**Exercise**: Show, in full, each line of the data that contains "sugerido".

**Given records**:
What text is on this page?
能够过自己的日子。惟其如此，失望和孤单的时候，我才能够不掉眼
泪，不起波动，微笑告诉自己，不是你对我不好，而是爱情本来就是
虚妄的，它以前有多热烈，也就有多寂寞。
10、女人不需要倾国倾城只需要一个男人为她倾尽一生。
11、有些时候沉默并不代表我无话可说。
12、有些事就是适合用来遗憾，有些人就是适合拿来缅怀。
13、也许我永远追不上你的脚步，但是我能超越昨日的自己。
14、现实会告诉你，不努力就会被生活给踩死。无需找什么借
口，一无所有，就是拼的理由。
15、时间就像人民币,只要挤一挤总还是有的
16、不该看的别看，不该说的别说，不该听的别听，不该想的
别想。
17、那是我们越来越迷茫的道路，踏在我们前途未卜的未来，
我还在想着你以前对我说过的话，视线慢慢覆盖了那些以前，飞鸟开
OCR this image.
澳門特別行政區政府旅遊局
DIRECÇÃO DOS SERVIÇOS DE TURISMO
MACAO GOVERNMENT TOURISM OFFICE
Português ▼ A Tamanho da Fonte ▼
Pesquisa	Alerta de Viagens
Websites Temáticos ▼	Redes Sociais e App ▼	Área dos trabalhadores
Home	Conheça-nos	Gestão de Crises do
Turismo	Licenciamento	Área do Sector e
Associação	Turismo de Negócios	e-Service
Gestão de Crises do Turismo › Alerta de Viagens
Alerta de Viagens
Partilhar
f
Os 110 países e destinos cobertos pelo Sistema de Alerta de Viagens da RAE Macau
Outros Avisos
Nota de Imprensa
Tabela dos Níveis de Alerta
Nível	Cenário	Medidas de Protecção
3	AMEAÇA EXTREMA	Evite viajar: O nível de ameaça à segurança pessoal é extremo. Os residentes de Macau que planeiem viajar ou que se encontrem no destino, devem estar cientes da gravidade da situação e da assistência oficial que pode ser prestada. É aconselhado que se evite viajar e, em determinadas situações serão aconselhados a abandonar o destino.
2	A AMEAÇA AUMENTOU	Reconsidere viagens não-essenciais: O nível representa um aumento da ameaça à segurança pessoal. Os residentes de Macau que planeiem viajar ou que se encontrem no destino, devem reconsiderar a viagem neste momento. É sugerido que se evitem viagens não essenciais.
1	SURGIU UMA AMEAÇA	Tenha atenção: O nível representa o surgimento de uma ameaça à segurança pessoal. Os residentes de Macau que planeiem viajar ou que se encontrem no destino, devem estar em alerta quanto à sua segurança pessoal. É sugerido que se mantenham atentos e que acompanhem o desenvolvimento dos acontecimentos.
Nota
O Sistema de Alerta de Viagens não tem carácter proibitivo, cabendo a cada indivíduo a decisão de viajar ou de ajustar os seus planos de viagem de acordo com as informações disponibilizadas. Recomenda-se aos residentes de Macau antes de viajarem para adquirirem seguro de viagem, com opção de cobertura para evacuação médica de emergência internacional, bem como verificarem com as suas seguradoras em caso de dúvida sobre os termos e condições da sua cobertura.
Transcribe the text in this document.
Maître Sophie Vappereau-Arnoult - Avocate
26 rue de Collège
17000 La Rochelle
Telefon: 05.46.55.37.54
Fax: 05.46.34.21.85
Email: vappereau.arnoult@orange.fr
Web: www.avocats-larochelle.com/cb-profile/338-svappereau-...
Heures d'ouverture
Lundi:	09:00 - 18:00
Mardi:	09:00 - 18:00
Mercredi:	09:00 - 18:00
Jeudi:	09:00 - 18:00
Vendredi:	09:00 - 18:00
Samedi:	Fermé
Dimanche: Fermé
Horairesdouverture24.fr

**Right answer**:
2	A AMEAÇA AUMENTOU	Reconsidere viagens não-essenciais: O nível representa um aumento da ameaça à segurança pessoal. Os residentes de Macau que planeiem viajar ou que se encontrem no destino, devem reconsiderar a viagem neste momento. É sugerido que se evitem viagens não essenciais.
1	SURGIU UMA AMEAÇA	Tenha atenção: O nível representa o surgimento de uma ameaça à segurança pessoal. Os residentes de Macau que planeiem viajar ou que se encontrem no destino, devem estar em alerta quanto à sua segurança pessoal. É sugerido que se mantenham atentos e que acompanhem o desenvolvimento dos acontecimentos.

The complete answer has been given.